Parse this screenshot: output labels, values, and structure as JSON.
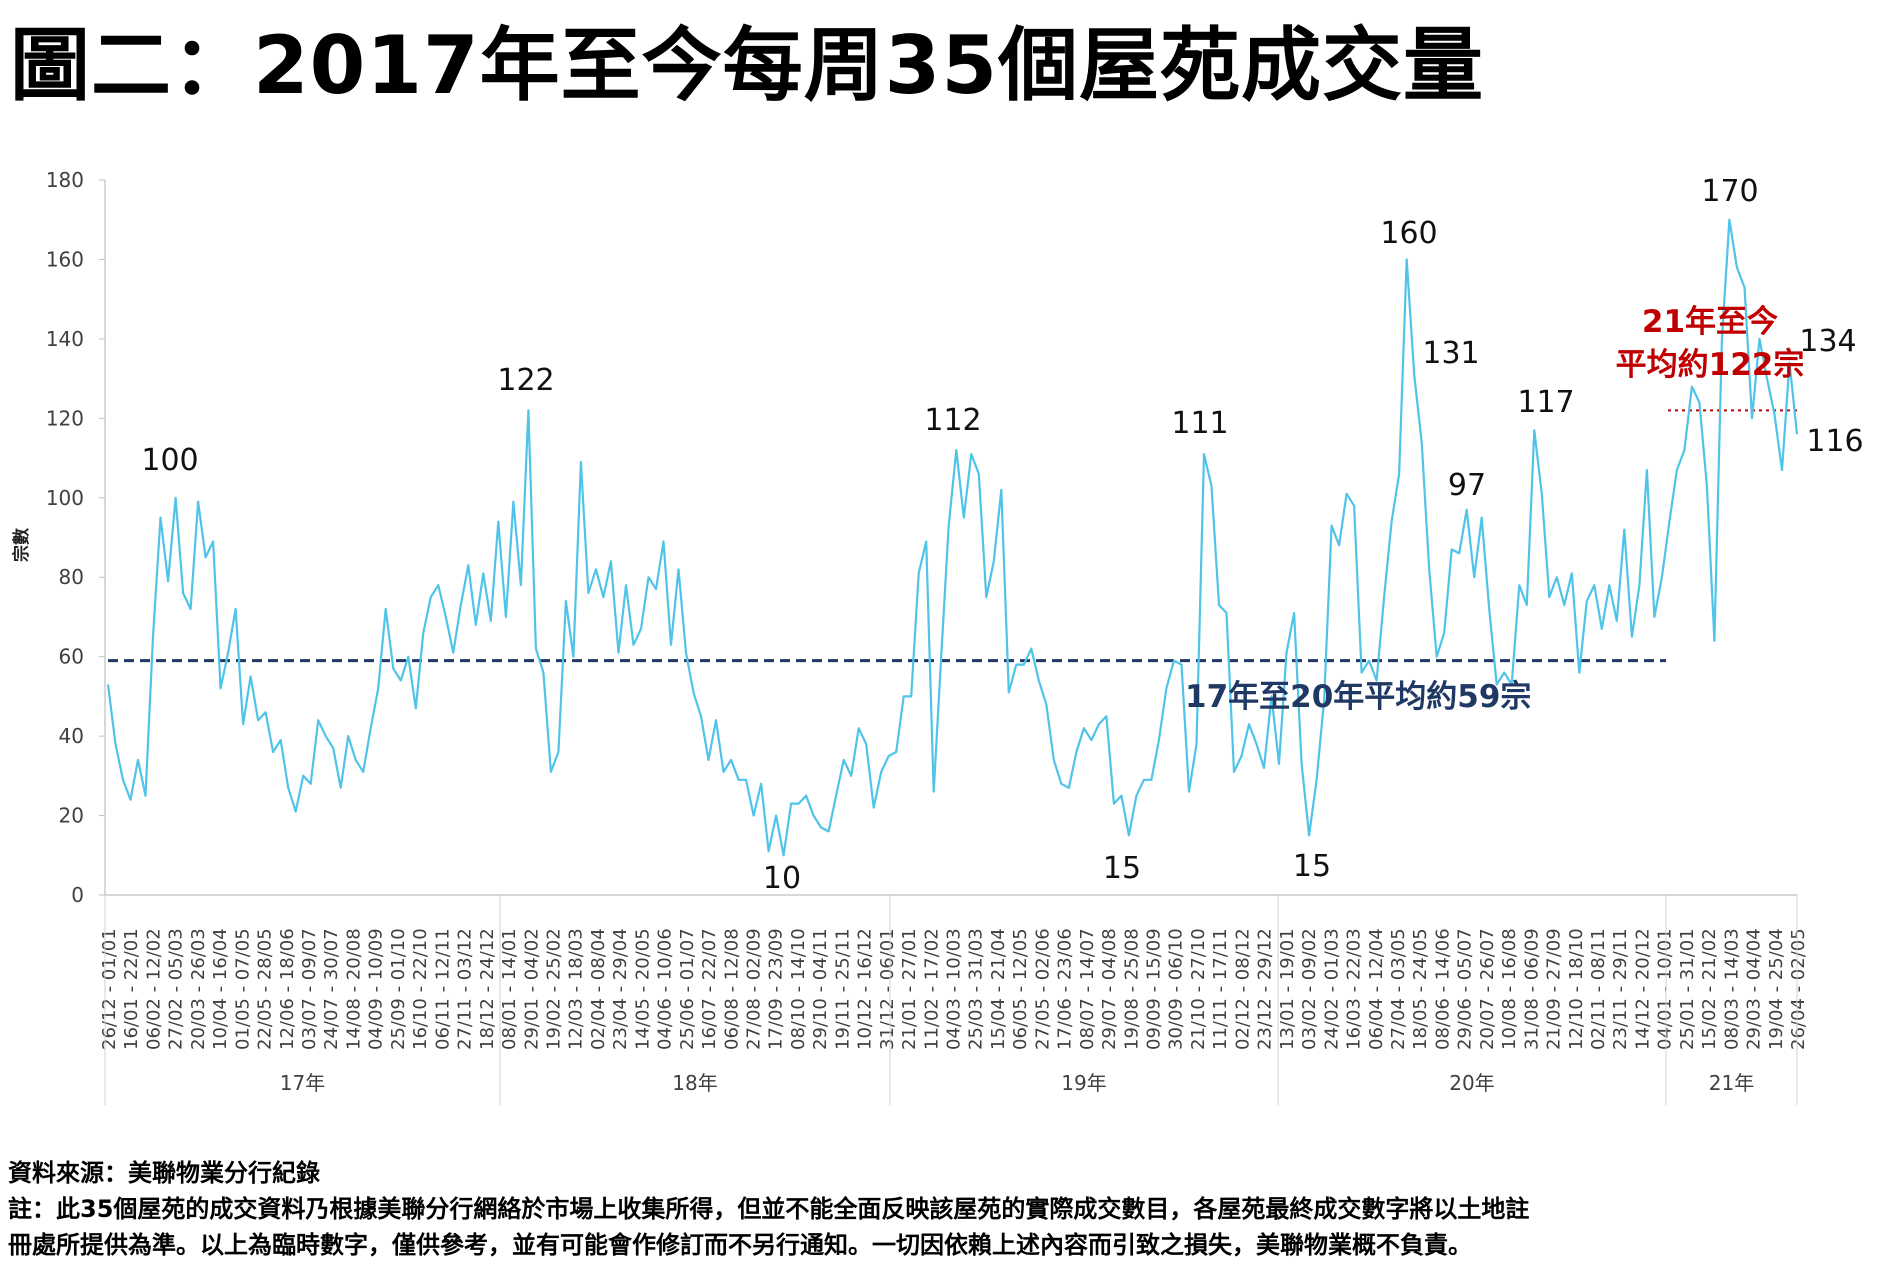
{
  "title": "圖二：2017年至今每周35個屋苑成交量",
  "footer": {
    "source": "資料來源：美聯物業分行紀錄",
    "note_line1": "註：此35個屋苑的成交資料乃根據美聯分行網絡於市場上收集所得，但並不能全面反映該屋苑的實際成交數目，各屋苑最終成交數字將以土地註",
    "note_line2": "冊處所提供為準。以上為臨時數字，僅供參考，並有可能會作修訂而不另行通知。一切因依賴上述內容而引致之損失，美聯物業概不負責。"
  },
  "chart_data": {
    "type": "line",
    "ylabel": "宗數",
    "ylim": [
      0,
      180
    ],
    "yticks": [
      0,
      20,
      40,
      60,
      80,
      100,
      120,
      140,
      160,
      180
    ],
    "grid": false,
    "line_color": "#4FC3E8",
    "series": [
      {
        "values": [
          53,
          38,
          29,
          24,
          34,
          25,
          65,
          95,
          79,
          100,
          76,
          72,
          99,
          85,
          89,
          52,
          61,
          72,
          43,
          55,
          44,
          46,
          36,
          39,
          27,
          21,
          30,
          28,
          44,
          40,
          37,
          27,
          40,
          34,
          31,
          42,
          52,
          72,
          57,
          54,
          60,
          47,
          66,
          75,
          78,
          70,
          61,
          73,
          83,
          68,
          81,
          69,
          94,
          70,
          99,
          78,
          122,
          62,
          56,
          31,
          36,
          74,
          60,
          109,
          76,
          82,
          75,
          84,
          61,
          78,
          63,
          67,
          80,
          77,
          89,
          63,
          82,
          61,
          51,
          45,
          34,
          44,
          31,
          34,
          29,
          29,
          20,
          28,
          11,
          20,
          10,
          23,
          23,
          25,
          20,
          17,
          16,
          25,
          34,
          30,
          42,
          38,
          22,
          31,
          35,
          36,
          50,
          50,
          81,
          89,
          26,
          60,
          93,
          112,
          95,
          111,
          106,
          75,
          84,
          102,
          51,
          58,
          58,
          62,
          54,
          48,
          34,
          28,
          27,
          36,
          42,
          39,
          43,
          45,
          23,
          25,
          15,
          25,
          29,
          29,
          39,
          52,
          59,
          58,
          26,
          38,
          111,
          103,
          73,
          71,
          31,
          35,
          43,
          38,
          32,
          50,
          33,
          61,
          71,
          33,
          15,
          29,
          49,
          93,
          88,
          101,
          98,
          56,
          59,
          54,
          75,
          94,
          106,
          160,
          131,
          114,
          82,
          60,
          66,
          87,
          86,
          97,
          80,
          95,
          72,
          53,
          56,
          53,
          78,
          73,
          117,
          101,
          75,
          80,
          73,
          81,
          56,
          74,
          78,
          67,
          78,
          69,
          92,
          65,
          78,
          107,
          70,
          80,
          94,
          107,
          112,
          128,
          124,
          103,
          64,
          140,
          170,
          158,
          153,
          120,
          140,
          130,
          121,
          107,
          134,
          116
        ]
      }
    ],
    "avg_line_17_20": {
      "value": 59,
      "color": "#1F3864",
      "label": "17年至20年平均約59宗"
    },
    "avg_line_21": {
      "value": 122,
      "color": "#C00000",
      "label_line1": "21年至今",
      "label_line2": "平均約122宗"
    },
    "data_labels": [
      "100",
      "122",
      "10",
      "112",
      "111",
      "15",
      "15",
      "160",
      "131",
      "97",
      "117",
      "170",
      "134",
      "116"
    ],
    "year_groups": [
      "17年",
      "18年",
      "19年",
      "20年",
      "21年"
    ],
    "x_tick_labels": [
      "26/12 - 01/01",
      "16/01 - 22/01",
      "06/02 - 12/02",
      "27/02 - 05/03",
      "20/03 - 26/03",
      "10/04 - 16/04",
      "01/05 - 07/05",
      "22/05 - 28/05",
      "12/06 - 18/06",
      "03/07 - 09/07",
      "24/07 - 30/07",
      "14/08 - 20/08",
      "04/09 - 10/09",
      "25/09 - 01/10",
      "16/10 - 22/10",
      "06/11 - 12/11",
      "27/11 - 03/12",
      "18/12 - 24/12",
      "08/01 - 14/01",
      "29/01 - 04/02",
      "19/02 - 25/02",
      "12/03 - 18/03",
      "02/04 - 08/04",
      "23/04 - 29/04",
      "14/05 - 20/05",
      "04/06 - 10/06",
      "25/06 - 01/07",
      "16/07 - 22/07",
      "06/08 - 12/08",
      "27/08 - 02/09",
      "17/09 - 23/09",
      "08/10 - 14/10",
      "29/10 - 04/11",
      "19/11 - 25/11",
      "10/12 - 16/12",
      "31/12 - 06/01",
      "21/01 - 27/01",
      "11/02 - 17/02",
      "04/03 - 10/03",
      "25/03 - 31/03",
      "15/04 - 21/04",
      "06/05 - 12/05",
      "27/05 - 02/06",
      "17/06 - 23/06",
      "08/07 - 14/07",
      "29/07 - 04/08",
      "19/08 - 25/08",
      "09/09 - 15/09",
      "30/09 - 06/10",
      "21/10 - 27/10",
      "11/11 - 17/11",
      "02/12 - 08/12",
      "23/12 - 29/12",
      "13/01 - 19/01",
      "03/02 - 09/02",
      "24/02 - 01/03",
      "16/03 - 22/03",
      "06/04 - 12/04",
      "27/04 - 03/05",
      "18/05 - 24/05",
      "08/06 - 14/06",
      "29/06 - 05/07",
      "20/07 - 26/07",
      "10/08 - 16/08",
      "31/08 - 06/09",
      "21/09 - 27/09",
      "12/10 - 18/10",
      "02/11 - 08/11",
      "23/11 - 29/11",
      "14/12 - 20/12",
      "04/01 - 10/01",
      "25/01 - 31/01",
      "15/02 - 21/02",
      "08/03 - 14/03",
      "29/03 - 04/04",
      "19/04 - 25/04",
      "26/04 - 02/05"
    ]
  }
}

+++

TASK REQUIREMENTS: Extract every line containing the string "values" from the material.

FINAL RESULT:
Parse this screenshot: output labels, values, and structure as JSON.
        "values": [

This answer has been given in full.